I would like the number of lines in the data that contain the word "geworden". Please give that number alone.

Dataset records
◆ ◆ ◆ ◆

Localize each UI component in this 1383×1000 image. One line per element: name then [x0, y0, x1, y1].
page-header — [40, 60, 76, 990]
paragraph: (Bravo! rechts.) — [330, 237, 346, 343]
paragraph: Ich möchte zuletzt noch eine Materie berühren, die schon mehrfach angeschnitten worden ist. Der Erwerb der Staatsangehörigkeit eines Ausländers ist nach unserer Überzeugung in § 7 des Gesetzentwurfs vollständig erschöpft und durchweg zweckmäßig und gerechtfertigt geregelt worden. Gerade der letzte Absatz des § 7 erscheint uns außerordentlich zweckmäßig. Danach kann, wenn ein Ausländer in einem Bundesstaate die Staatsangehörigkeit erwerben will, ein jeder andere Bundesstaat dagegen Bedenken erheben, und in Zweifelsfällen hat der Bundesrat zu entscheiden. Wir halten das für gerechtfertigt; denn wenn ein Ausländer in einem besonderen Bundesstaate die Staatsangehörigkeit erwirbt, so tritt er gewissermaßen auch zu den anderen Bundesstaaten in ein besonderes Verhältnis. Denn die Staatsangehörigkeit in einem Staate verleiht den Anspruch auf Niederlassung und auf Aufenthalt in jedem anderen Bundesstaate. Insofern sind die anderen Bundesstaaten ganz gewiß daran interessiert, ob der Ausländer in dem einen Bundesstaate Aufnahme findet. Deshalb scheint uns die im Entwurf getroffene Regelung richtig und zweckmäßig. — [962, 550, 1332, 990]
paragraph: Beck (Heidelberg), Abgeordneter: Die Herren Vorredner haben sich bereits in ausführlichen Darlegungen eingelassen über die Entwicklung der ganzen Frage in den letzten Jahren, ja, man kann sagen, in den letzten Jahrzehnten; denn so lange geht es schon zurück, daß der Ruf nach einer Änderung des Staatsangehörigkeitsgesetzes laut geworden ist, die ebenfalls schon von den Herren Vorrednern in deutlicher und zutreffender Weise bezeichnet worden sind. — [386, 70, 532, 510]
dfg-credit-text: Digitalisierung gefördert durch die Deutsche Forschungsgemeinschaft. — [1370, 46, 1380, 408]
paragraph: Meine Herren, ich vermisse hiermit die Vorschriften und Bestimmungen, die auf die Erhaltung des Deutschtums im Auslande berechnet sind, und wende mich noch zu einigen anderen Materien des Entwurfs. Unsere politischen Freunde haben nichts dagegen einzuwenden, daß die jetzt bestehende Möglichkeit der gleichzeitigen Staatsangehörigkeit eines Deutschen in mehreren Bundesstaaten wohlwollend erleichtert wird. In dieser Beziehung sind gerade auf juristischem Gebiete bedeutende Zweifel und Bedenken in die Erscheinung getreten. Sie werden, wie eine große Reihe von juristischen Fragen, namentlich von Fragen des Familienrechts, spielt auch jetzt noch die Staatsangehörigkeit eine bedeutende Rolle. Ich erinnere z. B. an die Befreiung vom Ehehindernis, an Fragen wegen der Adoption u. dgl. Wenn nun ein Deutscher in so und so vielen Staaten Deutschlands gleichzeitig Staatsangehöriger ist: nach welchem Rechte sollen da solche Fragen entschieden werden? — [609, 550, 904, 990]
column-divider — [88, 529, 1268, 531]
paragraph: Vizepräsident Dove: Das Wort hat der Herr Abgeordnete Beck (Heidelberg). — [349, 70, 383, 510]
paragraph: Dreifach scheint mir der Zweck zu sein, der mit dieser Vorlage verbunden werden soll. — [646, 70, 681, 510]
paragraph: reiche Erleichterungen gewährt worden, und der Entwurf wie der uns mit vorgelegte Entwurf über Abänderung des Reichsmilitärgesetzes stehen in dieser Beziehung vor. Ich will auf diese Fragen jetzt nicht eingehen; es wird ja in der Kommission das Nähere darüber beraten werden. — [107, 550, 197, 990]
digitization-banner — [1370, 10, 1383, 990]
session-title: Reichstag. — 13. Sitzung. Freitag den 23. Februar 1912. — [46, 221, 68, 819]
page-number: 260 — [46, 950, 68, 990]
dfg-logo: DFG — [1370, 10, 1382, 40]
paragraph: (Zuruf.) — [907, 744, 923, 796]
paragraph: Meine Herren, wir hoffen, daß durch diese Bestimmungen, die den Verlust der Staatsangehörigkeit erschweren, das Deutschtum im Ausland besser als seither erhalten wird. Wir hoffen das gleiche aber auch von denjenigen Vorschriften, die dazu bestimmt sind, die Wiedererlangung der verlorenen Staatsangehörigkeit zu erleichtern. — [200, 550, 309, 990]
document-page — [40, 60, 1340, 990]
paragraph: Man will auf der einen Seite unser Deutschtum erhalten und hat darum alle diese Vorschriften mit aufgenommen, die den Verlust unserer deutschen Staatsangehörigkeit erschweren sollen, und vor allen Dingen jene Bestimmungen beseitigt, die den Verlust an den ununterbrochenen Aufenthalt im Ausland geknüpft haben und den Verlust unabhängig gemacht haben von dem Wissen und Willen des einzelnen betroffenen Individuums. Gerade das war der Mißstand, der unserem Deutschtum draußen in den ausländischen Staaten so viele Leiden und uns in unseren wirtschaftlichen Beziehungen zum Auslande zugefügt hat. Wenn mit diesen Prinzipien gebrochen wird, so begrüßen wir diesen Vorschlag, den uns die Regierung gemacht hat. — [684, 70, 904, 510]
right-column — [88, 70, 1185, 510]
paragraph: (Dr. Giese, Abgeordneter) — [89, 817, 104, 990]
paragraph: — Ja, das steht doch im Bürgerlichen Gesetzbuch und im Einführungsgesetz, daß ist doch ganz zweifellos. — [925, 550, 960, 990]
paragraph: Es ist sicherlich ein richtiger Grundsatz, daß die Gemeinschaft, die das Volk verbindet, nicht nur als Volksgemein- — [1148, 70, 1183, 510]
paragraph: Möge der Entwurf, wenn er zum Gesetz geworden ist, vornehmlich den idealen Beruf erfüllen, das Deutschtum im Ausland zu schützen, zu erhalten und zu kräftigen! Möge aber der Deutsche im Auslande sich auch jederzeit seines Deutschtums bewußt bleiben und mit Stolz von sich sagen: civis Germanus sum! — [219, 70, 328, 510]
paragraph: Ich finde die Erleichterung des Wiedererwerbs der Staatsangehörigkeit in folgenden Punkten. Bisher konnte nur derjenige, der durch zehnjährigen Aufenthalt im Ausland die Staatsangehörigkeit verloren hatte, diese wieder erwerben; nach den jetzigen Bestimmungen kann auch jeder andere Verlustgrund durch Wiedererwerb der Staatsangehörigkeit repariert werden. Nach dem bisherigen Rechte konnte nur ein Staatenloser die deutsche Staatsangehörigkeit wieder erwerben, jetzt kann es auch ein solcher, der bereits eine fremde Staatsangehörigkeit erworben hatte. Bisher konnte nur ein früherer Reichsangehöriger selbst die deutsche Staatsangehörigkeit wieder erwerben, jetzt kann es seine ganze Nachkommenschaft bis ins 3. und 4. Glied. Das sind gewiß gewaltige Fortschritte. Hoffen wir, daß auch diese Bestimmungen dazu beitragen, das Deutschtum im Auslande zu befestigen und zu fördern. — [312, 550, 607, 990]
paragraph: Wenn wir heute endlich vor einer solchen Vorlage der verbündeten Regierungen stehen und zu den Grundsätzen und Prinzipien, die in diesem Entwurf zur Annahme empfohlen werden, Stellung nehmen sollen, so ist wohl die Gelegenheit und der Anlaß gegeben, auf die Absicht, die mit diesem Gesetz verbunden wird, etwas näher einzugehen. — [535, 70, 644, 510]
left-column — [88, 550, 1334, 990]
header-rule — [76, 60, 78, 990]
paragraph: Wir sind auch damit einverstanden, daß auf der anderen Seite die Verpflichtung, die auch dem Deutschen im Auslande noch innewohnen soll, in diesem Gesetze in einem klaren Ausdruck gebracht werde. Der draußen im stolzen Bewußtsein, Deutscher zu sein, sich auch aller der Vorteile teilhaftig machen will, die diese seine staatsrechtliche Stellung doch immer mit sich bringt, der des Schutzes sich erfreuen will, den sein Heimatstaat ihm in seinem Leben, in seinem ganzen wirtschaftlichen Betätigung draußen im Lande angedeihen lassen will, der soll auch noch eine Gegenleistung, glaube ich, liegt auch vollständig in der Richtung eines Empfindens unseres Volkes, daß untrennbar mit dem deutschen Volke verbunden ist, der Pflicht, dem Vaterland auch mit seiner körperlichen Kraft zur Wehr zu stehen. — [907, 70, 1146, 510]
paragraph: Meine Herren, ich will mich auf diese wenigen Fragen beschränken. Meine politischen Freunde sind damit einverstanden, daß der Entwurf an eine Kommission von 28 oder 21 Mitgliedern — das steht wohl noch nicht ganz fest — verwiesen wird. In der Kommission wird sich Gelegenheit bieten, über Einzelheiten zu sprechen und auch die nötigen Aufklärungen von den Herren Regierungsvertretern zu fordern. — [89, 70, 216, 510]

◆ ◆ ◆ ◆

= Task response =
2